* [PROBLEM DETAILS]
Skip the pictures. Repeat everything else in the records word for word.

━━━ DATA IN THIS EXERCISE

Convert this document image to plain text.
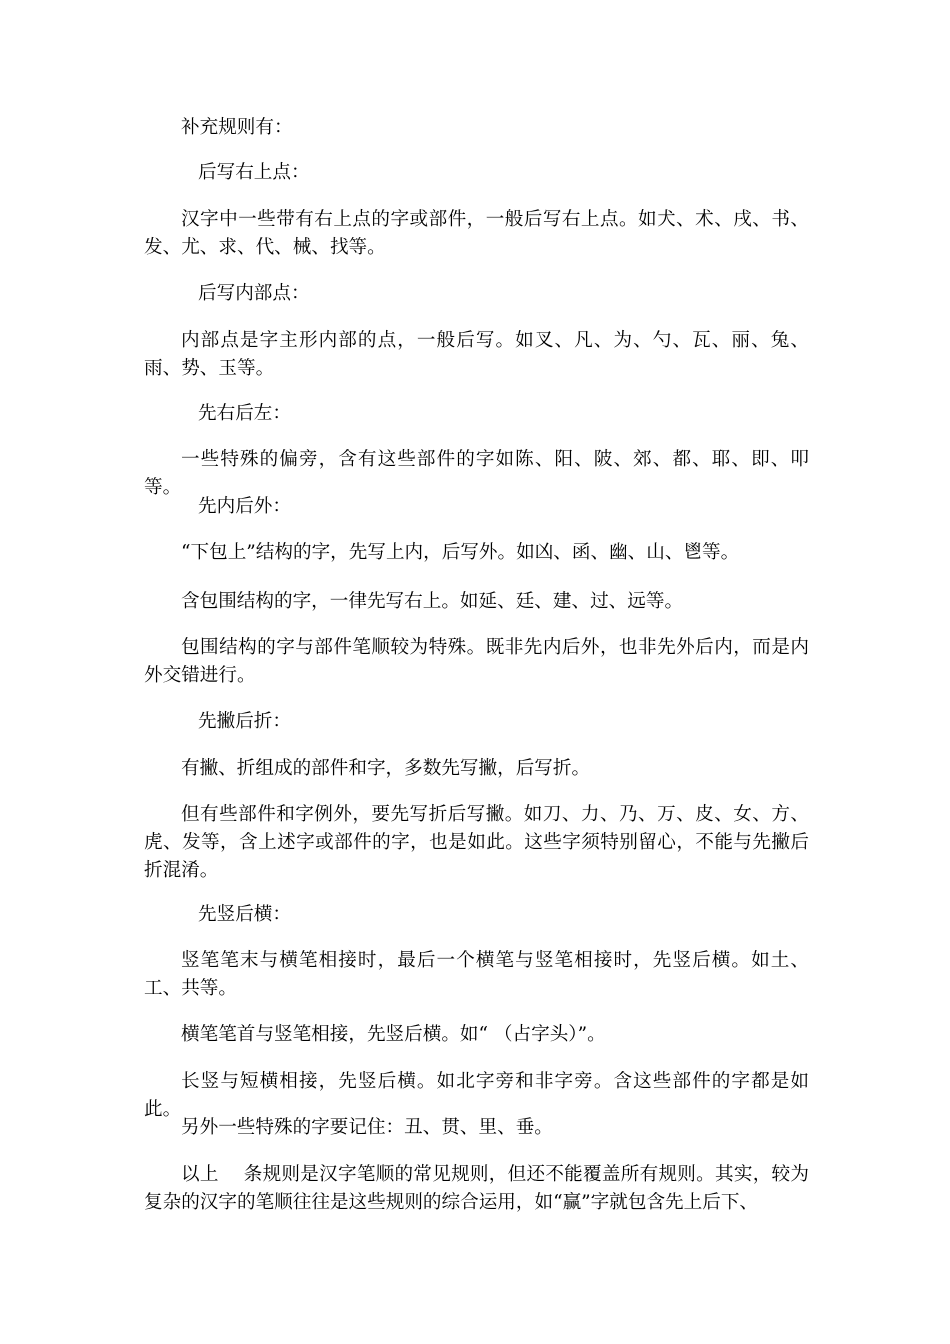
补充规则有：

后写右上点：

汉字中一些带有右上点的字或部件，一般后写右上点。如犬、术、戌、书、发、尤、求、代、械、找等。

后写内部点：

内部点是字主形内部的点，一般后写。如叉、凡、为、勺、瓦、丽、兔、雨、势、玉等。

先右后左：

一些特殊的偏旁，含有这些部件的字如陈、阳、陂、郊、都、耶、即、叩等。

先内后外：

“下包上”结构的字，先写上内，后写外。如凶、函、幽、山、鬯等。

含包围结构的字，一律先写右上。如延、廷、建、过、远等。

包围结构的字与部件笔顺较为特殊。既非先内后外，也非先外后内，而是内外交错进行。

先撇后折：

有撇、折组成的部件和字，多数先写撇，后写折。

但有些部件和字例外，要先写折后写撇。如刀、力、乃、万、皮、女、方、虎、发等，含上述字或部件的字，也是如此。这些字须特别留心，不能与先撇后折混淆。

先竖后横：

竖笔笔末与横笔相接时，最后一个横笔与竖笔相接时，先竖后横。如土、工、共等。

横笔笔首与竖笔相接，先竖后横。如“ （占字头）”。

长竖与短横相接，先竖后横。如北字旁和非字旁。含这些部件的字都是如此。

另外一些特殊的字要记住：丑、贯、里、垂。

以上　 条规则是汉字笔顺的常见规则，但还不能覆盖所有规则。其实，较为复杂的汉字的笔顺往往是这些规则的综合运用，如“赢”字就包含先上后下、
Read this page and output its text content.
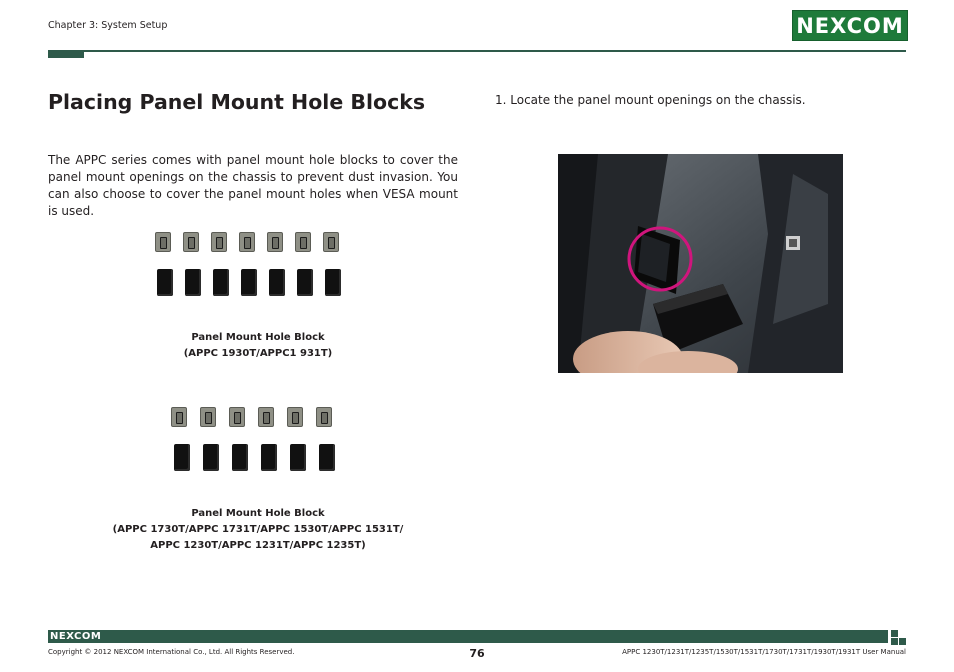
Chapter 3: System Setup	NEXCOM
Placing Panel Mount Hole Blocks
The APPC series comes with panel mount hole blocks to cover the panel mount openings on the chassis to prevent dust invasion. You can also choose to cover the panel mount holes when VESA mount is used.
Panel Mount Hole Block
(APPC 1930T/APPC1 931T)
Panel Mount Hole Block
(APPC 1730T/APPC 1731T/APPC 1530T/APPC 1531T/
APPC 1230T/APPC 1231T/APPC 1235T)
1. Locate the panel mount openings on the chassis.
NEXCOM
Copyright © 2012 NEXCOM International Co., Ltd. All Rights Reserved.	76	APPC 1230T/1231T/1235T/1530T/1531T/1730T/1731T/1930T/1931T User Manual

━━━━━━

* [REPLY]
Convert this document image to plain text.
补充规则有：

后写右上点：

汉字中一些带有右上点的字或部件，一般后写右上点。如犬、术、戌、书、发、尤、求、代、械、找等。

后写内部点：

内部点是字主形内部的点，一般后写。如叉、凡、为、勺、瓦、丽、兔、雨、势、玉等。

先右后左：

一些特殊的偏旁，含有这些部件的字如陈、阳、陂、郊、都、耶、即、叩等。

先内后外：

“下包上”结构的字，先写上内，后写外。如凶、函、幽、山、鬯等。

含包围结构的字，一律先写右上。如延、廷、建、过、远等。

包围结构的字与部件笔顺较为特殊。既非先内后外，也非先外后内，而是内外交错进行。

先撇后折：

有撇、折组成的部件和字，多数先写撇，后写折。

但有些部件和字例外，要先写折后写撇。如刀、力、乃、万、皮、女、方、虎、发等，含上述字或部件的字，也是如此。这些字须特别留心，不能与先撇后折混淆。

先竖后横：

竖笔笔末与横笔相接时，最后一个横笔与竖笔相接时，先竖后横。如土、工、共等。

横笔笔首与竖笔相接，先竖后横。如“ （占字头）”。

长竖与短横相接，先竖后横。如北字旁和非字旁。含这些部件的字都是如此。

另外一些特殊的字要记住：丑、贯、里、垂。

以上　 条规则是汉字笔顺的常见规则，但还不能覆盖所有规则。其实，较为复杂的汉字的笔顺往往是这些规则的综合运用，如“赢”字就包含先上后下、
Read this page and output its text content.
Chapter 3: System Setup	NEXCOM
Placing Panel Mount Hole Blocks
The APPC series comes with panel mount hole blocks to cover the panel mount openings on the chassis to prevent dust invasion. You can also choose to cover the panel mount holes when VESA mount is used.
Panel Mount Hole Block
(APPC 1930T/APPC1 931T)
Panel Mount Hole Block
(APPC 1730T/APPC 1731T/APPC 1530T/APPC 1531T/
APPC 1230T/APPC 1231T/APPC 1235T)
1. Locate the panel mount openings on the chassis.
NEXCOM
Copyright © 2012 NEXCOM International Co., Ltd. All Rights Reserved.	76	APPC 1230T/1231T/1235T/1530T/1531T/1730T/1731T/1930T/1931T User Manual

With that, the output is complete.